## GOAL OF THE EXERCISE
Only the number is wanted: how many lines hold the word "подход"?

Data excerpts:
** start **
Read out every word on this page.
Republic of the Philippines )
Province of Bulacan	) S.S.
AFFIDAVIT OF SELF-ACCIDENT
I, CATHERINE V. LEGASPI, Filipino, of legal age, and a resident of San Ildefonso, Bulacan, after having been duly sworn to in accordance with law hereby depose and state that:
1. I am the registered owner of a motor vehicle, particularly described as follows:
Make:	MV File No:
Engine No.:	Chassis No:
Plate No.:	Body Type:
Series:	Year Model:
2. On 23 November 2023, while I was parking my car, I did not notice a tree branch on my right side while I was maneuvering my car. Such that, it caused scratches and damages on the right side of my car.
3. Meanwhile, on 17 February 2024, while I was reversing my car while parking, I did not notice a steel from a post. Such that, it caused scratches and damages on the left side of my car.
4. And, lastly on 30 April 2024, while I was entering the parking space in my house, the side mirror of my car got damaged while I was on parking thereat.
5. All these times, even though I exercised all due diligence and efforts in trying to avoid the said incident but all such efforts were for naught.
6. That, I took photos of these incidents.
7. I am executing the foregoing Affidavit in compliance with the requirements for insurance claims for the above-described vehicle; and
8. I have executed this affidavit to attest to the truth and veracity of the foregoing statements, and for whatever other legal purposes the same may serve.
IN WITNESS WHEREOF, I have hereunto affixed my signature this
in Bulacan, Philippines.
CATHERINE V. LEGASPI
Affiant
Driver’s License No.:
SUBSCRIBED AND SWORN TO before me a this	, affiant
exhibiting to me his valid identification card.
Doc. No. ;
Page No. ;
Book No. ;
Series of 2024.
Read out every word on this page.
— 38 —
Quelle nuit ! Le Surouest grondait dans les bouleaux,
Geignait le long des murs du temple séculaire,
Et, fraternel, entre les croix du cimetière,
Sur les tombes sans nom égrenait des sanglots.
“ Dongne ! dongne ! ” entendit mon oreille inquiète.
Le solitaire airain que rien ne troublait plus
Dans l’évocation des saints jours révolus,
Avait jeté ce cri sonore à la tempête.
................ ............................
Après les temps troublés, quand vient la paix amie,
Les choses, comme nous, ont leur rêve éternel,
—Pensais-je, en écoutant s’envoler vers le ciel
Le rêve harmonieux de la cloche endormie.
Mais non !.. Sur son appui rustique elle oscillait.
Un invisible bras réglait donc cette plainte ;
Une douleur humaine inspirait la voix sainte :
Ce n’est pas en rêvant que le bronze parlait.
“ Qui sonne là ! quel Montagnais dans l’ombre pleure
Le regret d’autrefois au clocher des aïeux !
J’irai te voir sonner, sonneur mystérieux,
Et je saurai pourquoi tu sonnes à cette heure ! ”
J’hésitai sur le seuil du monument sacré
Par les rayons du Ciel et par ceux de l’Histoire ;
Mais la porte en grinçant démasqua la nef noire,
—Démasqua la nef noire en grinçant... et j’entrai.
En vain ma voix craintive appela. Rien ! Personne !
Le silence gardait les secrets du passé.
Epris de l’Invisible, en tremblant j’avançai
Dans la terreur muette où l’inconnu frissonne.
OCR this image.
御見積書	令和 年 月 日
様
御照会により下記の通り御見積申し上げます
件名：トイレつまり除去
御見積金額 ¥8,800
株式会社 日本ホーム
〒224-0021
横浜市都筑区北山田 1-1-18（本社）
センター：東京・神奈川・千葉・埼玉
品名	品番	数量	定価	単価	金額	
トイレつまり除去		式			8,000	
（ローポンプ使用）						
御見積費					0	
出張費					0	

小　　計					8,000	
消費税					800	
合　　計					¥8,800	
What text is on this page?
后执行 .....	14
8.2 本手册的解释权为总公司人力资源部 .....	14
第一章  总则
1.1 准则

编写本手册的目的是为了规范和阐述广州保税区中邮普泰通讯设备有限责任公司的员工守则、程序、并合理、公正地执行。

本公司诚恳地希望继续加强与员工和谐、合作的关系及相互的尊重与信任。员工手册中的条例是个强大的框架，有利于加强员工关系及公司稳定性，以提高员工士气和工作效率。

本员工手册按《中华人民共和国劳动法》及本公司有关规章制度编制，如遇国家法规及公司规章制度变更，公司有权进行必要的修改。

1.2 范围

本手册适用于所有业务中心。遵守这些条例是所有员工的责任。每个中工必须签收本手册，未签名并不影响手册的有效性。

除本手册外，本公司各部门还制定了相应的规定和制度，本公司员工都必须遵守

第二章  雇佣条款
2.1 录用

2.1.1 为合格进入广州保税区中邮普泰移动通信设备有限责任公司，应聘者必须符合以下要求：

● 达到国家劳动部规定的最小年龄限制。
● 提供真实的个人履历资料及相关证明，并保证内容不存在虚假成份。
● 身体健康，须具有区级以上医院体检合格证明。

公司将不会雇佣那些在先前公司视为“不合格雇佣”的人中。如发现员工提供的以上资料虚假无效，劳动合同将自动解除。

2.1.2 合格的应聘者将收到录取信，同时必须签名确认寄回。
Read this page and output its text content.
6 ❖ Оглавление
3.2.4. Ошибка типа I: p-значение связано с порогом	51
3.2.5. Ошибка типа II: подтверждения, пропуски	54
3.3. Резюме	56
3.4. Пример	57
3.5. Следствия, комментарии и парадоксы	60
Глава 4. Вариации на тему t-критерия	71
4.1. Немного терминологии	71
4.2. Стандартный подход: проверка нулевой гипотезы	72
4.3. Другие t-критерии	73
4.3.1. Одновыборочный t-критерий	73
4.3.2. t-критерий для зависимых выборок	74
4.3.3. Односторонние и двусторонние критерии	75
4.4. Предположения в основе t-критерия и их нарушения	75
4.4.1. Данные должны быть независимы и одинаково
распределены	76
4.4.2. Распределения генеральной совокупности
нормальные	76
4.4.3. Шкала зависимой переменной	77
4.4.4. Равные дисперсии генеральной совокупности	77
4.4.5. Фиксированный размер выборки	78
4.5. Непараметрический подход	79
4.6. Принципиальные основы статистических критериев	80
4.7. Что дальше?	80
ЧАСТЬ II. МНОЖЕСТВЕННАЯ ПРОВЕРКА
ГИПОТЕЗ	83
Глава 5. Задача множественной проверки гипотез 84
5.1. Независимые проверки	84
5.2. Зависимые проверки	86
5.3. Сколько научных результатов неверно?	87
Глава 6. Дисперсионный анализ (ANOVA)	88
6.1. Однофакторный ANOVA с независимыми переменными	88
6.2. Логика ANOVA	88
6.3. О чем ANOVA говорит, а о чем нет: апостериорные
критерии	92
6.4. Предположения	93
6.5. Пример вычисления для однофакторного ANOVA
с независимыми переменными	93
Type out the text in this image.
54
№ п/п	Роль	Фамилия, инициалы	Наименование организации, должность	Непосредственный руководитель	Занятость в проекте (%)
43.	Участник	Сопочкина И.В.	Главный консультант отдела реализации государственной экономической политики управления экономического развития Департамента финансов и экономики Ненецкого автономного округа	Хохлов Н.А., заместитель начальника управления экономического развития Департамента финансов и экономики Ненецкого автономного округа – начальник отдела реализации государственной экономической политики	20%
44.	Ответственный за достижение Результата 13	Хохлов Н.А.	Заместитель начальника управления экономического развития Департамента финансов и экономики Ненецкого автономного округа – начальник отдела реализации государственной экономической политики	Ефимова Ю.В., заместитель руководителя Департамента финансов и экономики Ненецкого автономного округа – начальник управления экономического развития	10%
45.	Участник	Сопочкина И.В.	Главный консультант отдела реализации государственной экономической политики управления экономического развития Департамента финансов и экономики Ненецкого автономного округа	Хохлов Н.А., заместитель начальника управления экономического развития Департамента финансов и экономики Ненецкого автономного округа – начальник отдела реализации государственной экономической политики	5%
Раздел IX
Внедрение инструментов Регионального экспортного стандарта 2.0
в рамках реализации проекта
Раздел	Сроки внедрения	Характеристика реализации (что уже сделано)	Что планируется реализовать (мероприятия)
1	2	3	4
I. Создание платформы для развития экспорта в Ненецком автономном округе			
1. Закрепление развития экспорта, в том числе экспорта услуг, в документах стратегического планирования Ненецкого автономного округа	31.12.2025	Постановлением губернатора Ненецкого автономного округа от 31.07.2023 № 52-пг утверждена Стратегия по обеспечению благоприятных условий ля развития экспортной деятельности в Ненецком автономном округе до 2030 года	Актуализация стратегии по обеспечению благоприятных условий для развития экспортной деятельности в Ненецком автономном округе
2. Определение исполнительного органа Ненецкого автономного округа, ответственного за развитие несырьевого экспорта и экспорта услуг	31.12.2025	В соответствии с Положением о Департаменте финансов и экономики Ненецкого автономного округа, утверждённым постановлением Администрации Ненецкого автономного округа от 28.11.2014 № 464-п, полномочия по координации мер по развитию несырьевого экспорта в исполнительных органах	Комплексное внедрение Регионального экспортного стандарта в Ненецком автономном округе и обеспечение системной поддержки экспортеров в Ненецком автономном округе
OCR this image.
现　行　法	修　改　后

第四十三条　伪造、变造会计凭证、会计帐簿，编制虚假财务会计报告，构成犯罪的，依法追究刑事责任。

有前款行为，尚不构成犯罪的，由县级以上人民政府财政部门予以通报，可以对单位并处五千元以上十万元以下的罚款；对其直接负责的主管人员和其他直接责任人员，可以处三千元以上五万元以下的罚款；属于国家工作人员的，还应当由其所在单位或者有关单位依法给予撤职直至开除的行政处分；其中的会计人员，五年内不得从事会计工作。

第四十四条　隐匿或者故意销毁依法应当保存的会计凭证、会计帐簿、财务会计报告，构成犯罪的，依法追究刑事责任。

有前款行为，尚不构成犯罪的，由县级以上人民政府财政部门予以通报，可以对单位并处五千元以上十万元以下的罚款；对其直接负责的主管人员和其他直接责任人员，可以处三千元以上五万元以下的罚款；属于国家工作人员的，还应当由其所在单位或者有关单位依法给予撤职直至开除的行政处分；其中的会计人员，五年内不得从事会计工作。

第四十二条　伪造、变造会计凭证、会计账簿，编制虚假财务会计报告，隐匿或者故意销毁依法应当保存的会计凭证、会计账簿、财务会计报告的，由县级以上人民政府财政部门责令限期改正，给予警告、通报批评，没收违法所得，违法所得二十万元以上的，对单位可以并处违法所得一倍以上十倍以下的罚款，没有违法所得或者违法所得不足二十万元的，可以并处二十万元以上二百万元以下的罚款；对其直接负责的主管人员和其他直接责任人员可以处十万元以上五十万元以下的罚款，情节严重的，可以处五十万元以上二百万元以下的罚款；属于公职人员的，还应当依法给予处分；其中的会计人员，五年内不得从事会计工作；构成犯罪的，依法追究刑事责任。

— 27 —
** end **
## FINAL ANSWER
2